[BEGIN DATA TO PROCESS]
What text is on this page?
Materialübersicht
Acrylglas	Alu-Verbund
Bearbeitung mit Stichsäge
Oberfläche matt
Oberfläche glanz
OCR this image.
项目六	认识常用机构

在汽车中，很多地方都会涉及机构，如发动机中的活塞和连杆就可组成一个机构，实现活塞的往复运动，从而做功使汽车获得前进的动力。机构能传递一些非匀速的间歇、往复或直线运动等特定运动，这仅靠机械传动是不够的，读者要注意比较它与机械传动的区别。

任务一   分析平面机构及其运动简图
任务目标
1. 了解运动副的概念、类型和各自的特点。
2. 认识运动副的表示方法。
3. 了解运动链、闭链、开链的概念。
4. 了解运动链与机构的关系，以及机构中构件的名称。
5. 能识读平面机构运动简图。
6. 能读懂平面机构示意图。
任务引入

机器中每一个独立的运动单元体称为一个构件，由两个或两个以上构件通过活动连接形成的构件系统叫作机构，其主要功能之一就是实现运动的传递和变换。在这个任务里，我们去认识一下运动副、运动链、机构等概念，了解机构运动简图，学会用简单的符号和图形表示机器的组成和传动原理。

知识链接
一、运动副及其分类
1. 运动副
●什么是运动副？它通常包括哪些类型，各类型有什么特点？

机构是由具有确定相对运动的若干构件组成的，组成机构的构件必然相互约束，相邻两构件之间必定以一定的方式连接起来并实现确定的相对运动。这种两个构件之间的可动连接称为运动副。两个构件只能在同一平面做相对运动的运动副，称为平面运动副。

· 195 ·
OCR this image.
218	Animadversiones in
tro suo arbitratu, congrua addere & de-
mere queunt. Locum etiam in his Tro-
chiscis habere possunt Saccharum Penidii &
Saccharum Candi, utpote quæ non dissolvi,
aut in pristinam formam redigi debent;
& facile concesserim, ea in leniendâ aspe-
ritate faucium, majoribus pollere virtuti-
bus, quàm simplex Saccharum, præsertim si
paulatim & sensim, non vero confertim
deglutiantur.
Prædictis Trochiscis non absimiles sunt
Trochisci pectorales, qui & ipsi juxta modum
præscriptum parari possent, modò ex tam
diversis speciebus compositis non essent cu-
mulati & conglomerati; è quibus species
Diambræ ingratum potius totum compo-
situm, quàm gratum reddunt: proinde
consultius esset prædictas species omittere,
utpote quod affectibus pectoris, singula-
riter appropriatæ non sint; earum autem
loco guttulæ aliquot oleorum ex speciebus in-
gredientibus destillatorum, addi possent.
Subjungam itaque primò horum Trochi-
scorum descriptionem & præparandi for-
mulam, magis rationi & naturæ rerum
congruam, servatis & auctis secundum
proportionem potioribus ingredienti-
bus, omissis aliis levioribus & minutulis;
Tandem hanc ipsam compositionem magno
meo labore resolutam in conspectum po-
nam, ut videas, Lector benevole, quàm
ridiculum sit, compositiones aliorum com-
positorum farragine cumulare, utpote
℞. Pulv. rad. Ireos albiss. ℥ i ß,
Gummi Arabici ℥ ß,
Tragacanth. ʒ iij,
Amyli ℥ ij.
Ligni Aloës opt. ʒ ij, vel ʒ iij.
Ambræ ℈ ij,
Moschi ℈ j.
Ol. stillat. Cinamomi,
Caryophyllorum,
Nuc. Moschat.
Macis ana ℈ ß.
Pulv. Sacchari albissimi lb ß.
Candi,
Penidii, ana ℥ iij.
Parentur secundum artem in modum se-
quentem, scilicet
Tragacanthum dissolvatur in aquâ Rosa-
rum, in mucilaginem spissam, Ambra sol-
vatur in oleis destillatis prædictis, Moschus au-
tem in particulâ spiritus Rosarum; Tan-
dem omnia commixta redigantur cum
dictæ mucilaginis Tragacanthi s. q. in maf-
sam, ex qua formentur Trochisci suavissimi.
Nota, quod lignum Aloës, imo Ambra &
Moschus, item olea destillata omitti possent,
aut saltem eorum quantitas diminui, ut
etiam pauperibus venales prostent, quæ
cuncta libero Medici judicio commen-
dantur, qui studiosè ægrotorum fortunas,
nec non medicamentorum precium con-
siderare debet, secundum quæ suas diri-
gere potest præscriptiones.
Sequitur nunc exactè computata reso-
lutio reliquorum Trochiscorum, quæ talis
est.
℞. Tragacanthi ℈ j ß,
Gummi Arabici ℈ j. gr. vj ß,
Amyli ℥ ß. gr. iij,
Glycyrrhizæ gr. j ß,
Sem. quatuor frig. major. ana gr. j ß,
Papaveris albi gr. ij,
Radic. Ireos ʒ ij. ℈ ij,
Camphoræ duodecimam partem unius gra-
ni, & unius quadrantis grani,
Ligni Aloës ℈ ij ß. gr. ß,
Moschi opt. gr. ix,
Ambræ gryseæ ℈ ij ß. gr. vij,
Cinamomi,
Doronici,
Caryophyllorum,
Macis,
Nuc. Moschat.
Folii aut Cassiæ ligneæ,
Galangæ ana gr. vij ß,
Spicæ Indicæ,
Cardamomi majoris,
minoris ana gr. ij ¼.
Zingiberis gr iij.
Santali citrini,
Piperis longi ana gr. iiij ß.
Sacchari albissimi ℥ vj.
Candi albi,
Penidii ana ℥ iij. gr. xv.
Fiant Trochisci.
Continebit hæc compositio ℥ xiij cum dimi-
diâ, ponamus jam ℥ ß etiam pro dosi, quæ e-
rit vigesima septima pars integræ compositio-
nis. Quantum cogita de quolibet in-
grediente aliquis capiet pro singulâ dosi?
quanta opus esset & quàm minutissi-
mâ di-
[END DATA TO PROCESS]
SET TASK: Pull out every line in the data above that has the word "Ambra".

SOLUTION TO THIS PROBLEM:
rum, in mucilaginem spissam, Ambra sol-
Nota, quod lignum Aloës, imo Ambra &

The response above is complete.